→ Your goal
Search the data below for "JSON"; list each line that holds it.

▼▼▼

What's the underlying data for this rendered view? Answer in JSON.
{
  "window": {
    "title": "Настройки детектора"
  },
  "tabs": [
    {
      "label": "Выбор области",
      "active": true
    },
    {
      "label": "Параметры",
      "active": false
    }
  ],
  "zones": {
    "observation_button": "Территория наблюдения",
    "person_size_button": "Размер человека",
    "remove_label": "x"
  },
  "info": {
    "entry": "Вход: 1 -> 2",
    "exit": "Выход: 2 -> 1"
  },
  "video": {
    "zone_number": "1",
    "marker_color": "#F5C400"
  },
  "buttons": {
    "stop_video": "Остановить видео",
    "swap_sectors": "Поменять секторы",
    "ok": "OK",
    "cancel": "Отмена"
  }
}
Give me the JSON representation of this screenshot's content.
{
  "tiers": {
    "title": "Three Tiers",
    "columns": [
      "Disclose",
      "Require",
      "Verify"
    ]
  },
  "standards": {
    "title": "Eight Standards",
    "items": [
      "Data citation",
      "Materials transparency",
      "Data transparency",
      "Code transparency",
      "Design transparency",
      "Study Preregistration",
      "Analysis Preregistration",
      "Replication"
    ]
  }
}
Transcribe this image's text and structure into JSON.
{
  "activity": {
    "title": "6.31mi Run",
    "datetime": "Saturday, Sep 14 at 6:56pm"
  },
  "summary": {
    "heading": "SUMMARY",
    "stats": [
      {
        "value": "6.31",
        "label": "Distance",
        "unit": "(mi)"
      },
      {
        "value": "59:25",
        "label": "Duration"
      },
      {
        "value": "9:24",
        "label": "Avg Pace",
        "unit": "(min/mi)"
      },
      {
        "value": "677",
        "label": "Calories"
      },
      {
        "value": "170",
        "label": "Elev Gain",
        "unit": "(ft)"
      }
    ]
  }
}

▲▲▲

→ Solved exercise
What's the underlying data for this rendered view? Answer in JSON.
Give me the JSON representation of this screenshot's content.
Transcribe this image's text and structure into JSON.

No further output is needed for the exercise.